*WHAT IS REQUIRED:* Your task is to copy every line of this material exactly.

--- begin LISTED RECORDS ---

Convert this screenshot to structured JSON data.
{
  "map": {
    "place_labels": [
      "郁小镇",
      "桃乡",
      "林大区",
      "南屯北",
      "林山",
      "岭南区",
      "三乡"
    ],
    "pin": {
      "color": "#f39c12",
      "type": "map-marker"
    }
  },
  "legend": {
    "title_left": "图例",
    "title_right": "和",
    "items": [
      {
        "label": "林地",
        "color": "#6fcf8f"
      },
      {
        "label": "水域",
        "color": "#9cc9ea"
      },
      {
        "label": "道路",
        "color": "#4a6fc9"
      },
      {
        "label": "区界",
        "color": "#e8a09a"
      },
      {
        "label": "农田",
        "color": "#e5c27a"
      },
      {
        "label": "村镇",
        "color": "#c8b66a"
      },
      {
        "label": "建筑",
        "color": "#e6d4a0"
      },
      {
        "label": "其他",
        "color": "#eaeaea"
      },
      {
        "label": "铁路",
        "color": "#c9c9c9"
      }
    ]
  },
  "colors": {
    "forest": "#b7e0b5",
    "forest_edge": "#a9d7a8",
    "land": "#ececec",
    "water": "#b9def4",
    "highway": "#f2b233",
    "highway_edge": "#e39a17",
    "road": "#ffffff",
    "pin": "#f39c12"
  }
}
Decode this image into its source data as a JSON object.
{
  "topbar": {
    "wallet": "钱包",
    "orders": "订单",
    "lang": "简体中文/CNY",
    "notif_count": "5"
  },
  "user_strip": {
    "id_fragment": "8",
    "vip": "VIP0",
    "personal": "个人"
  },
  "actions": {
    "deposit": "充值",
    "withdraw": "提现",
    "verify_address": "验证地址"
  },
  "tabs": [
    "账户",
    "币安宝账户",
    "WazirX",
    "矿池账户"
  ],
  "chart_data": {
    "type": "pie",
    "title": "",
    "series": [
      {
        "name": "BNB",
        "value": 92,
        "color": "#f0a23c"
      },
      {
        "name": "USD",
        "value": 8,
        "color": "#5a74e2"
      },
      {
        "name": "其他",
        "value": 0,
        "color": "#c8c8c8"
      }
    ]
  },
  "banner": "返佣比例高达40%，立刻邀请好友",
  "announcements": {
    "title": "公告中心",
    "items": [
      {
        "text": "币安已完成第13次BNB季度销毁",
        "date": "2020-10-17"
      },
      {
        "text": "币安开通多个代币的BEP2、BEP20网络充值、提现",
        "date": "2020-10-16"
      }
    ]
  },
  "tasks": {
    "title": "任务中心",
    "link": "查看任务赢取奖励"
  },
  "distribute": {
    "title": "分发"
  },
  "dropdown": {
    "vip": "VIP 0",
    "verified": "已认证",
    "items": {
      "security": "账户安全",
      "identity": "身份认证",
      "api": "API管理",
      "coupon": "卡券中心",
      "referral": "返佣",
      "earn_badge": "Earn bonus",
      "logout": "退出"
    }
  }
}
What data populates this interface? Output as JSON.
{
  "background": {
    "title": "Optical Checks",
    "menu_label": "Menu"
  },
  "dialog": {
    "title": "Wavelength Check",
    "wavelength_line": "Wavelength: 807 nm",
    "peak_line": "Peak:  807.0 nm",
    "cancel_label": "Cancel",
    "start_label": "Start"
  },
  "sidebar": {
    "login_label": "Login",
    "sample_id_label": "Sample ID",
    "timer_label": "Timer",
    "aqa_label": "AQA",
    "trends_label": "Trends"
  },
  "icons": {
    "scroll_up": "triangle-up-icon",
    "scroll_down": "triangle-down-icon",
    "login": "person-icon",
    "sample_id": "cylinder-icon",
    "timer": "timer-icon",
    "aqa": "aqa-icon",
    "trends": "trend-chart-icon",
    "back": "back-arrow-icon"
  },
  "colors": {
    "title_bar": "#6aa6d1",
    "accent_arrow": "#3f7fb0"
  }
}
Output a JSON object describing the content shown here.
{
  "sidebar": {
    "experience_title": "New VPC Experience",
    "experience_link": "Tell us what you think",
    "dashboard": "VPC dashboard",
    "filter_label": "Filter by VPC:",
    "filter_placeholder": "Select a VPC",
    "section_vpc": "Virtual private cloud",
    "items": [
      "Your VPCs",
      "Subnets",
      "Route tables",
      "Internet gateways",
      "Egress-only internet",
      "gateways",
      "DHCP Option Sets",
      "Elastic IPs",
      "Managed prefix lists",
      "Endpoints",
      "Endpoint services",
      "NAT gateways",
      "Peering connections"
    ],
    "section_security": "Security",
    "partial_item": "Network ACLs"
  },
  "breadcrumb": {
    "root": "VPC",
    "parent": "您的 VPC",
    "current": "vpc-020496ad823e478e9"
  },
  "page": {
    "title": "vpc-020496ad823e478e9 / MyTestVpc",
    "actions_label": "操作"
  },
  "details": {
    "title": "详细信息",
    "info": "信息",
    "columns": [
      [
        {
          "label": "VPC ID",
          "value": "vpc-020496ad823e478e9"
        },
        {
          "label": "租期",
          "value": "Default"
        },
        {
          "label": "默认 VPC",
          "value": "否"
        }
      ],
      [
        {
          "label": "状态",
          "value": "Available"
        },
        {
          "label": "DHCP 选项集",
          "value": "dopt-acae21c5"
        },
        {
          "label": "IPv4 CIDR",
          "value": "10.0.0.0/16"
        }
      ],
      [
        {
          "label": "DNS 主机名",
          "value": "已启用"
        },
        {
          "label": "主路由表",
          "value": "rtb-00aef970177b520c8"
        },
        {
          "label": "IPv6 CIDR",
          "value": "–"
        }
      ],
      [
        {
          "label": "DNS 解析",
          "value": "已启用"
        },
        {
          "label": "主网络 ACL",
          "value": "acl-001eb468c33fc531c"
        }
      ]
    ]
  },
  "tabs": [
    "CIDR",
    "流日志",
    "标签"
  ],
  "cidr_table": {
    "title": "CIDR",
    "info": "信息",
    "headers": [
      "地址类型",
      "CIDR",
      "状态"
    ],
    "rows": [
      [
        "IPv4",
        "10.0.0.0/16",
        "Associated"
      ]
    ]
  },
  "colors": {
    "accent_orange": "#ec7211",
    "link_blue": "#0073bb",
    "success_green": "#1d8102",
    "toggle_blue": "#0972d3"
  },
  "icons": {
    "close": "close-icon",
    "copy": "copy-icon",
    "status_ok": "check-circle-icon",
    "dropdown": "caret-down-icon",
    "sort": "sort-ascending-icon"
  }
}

--- end LISTED RECORDS ---

*ANSWER FOR THIS EXERCISE:*
Convert this screenshot to structured JSON data.
{
  "map": {
    "place_labels": [
      "郁小镇",
      "桃乡",
      "林大区",
      "南屯北",
      "林山",
      "岭南区",
      "三乡"
    ],
    "pin": {
      "color": "#f39c12",
      "type": "map-marker"
    }
  },
  "legend": {
    "title_left": "图例",
    "title_right": "和",
    "items": [
      {
        "label": "林地",
        "color": "#6fcf8f"
      },
      {
        "label": "水域",
        "color": "#9cc9ea"
      },
      {
        "label": "道路",
        "color": "#4a6fc9"
      },
      {
        "label": "区界",
        "color": "#e8a09a"
      },
      {
        "label": "农田",
        "color": "#e5c27a"
      },
      {
        "label": "村镇",
        "color": "#c8b66a"
      },
      {
        "label": "建筑",
        "color": "#e6d4a0"
      },
      {
        "label": "其他",
        "color": "#eaeaea"
      },
      {
        "label": "铁路",
        "color": "#c9c9c9"
      }
    ]
  },
  "colors": {
    "forest": "#b7e0b5",
    "forest_edge": "#a9d7a8",
    "land": "#ececec",
    "water": "#b9def4",
    "highway": "#f2b233",
    "highway_edge": "#e39a17",
    "road": "#ffffff",
    "pin": "#f39c12"
  }
}
Decode this image into its source data as a JSON object.
{
  "topbar": {
    "wallet": "钱包",
    "orders": "订单",
    "lang": "简体中文/CNY",
    "notif_count": "5"
  },
  "user_strip": {
    "id_fragment": "8",
    "vip": "VIP0",
    "personal": "个人"
  },
  "actions": {
    "deposit": "充值",
    "withdraw": "提现",
    "verify_address": "验证地址"
  },
  "tabs": [
    "账户",
    "币安宝账户",
    "WazirX",
    "矿池账户"
  ],
  "chart_data": {
    "type": "pie",
    "title": "",
    "series": [
      {
        "name": "BNB",
        "value": 92,
        "color": "#f0a23c"
      },
      {
        "name": "USD",
        "value": 8,
        "color": "#5a74e2"
      },
      {
        "name": "其他",
        "value": 0,
        "color": "#c8c8c8"
      }
    ]
  },
  "banner": "返佣比例高达40%，立刻邀请好友",
  "announcements": {
    "title": "公告中心",
    "items": [
      {
        "text": "币安已完成第13次BNB季度销毁",
        "date": "2020-10-17"
      },
      {
        "text": "币安开通多个代币的BEP2、BEP20网络充值、提现",
        "date": "2020-10-16"
      }
    ]
  },
  "tasks": {
    "title": "任务中心",
    "link": "查看任务赢取奖励"
  },
  "distribute": {
    "title": "分发"
  },
  "dropdown": {
    "vip": "VIP 0",
    "verified": "已认证",
    "items": {
      "security": "账户安全",
      "identity": "身份认证",
      "api": "API管理",
      "coupon": "卡券中心",
      "referral": "返佣",
      "earn_badge": "Earn bonus",
      "logout": "退出"
    }
  }
}
What data populates this interface? Output as JSON.
{
  "background": {
    "title": "Optical Checks",
    "menu_label": "Menu"
  },
  "dialog": {
    "title": "Wavelength Check",
    "wavelength_line": "Wavelength: 807 nm",
    "peak_line": "Peak:  807.0 nm",
    "cancel_label": "Cancel",
    "start_label": "Start"
  },
  "sidebar": {
    "login_label": "Login",
    "sample_id_label": "Sample ID",
    "timer_label": "Timer",
    "aqa_label": "AQA",
    "trends_label": "Trends"
  },
  "icons": {
    "scroll_up": "triangle-up-icon",
    "scroll_down": "triangle-down-icon",
    "login": "person-icon",
    "sample_id": "cylinder-icon",
    "timer": "timer-icon",
    "aqa": "aqa-icon",
    "trends": "trend-chart-icon",
    "back": "back-arrow-icon"
  },
  "colors": {
    "title_bar": "#6aa6d1",
    "accent_arrow": "#3f7fb0"
  }
}
Output a JSON object describing the content shown here.
{
  "sidebar": {
    "experience_title": "New VPC Experience",
    "experience_link": "Tell us what you think",
    "dashboard": "VPC dashboard",
    "filter_label": "Filter by VPC:",
    "filter_placeholder": "Select a VPC",
    "section_vpc": "Virtual private cloud",
    "items": [
      "Your VPCs",
      "Subnets",
      "Route tables",
      "Internet gateways",
      "Egress-only internet",
      "gateways",
      "DHCP Option Sets",
      "Elastic IPs",
      "Managed prefix lists",
      "Endpoints",
      "Endpoint services",
      "NAT gateways",
      "Peering connections"
    ],
    "section_security": "Security",
    "partial_item": "Network ACLs"
  },
  "breadcrumb": {
    "root": "VPC",
    "parent": "您的 VPC",
    "current": "vpc-020496ad823e478e9"
  },
  "page": {
    "title": "vpc-020496ad823e478e9 / MyTestVpc",
    "actions_label": "操作"
  },
  "details": {
    "title": "详细信息",
    "info": "信息",
    "columns": [
      [
        {
          "label": "VPC ID",
          "value": "vpc-020496ad823e478e9"
        },
        {
          "label": "租期",
          "value": "Default"
        },
        {
          "label": "默认 VPC",
          "value": "否"
        }
      ],
      [
        {
          "label": "状态",
          "value": "Available"
        },
        {
          "label": "DHCP 选项集",
          "value": "dopt-acae21c5"
        },
        {
          "label": "IPv4 CIDR",
          "value": "10.0.0.0/16"
        }
      ],
      [
        {
          "label": "DNS 主机名",
          "value": "已启用"
        },
        {
          "label": "主路由表",
          "value": "rtb-00aef970177b520c8"
        },
        {
          "label": "IPv6 CIDR",
          "value": "–"
        }
      ],
      [
        {
          "label": "DNS 解析",
          "value": "已启用"
        },
        {
          "label": "主网络 ACL",
          "value": "acl-001eb468c33fc531c"
        }
      ]
    ]
  },
  "tabs": [
    "CIDR",
    "流日志",
    "标签"
  ],
  "cidr_table": {
    "title": "CIDR",
    "info": "信息",
    "headers": [
      "地址类型",
      "CIDR",
      "状态"
    ],
    "rows": [
      [
        "IPv4",
        "10.0.0.0/16",
        "Associated"
      ]
    ]
  },
  "colors": {
    "accent_orange": "#ec7211",
    "link_blue": "#0073bb",
    "success_green": "#1d8102",
    "toggle_blue": "#0972d3"
  },
  "icons": {
    "close": "close-icon",
    "copy": "copy-icon",
    "status_ok": "check-circle-icon",
    "dropdown": "caret-down-icon",
    "sort": "sort-ascending-icon"
  }
}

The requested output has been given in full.